Data items ▸
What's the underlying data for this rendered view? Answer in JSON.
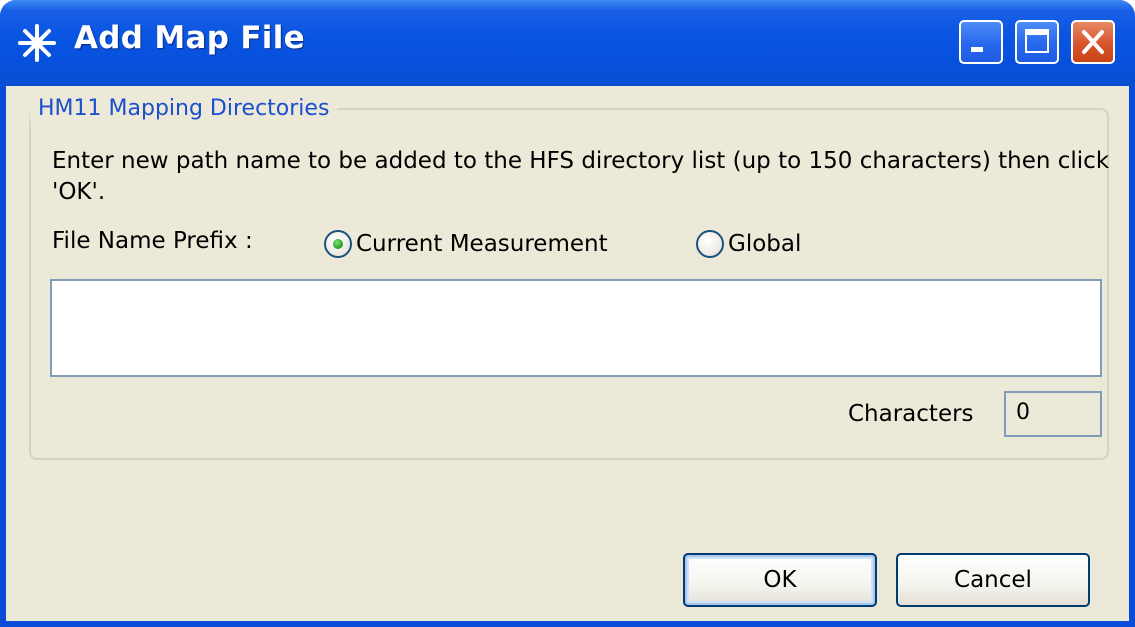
{
  "window": {
    "title": "Add Map File",
    "title_icon": "asterisk-app-icon",
    "controls": {
      "minimize_icon": "minimize-icon",
      "maximize_icon": "maximize-icon",
      "close_icon": "close-icon"
    }
  },
  "group": {
    "title": "HM11 Mapping Directories",
    "instructions": "Enter new path name to be added to the HFS directory list (up to 150 characters) then click 'OK'.",
    "prefix_label": "File Name Prefix :",
    "radio_options": [
      {
        "label": "Current Measurement",
        "selected": true
      },
      {
        "label": "Global",
        "selected": false
      }
    ],
    "path_input_value": "",
    "characters_label": "Characters",
    "characters_value": "0"
  },
  "buttons": {
    "ok_label": "OK",
    "cancel_label": "Cancel"
  },
  "colors": {
    "titlebar": "#0a55e2",
    "client_background": "#ece9d8",
    "group_title": "#1c4fcf",
    "close_button": "#d8552a"
  }
}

DIRECTIONS FOR THIS TASK ▸
Reproduce every entry exactly, but omit each picture.

RESPONSE FOR THIS EXERCISE ▸
What's the underlying data for this rendered view? Answer in JSON.
{
  "window": {
    "title": "Add Map File",
    "title_icon": "asterisk-app-icon",
    "controls": {
      "minimize_icon": "minimize-icon",
      "maximize_icon": "maximize-icon",
      "close_icon": "close-icon"
    }
  },
  "group": {
    "title": "HM11 Mapping Directories",
    "instructions": "Enter new path name to be added to the HFS directory list (up to 150 characters) then click 'OK'.",
    "prefix_label": "File Name Prefix :",
    "radio_options": [
      {
        "label": "Current Measurement",
        "selected": true
      },
      {
        "label": "Global",
        "selected": false
      }
    ],
    "path_input_value": "",
    "characters_label": "Characters",
    "characters_value": "0"
  },
  "buttons": {
    "ok_label": "OK",
    "cancel_label": "Cancel"
  },
  "colors": {
    "titlebar": "#0a55e2",
    "client_background": "#ece9d8",
    "group_title": "#1c4fcf",
    "close_button": "#d8552a"
  }
}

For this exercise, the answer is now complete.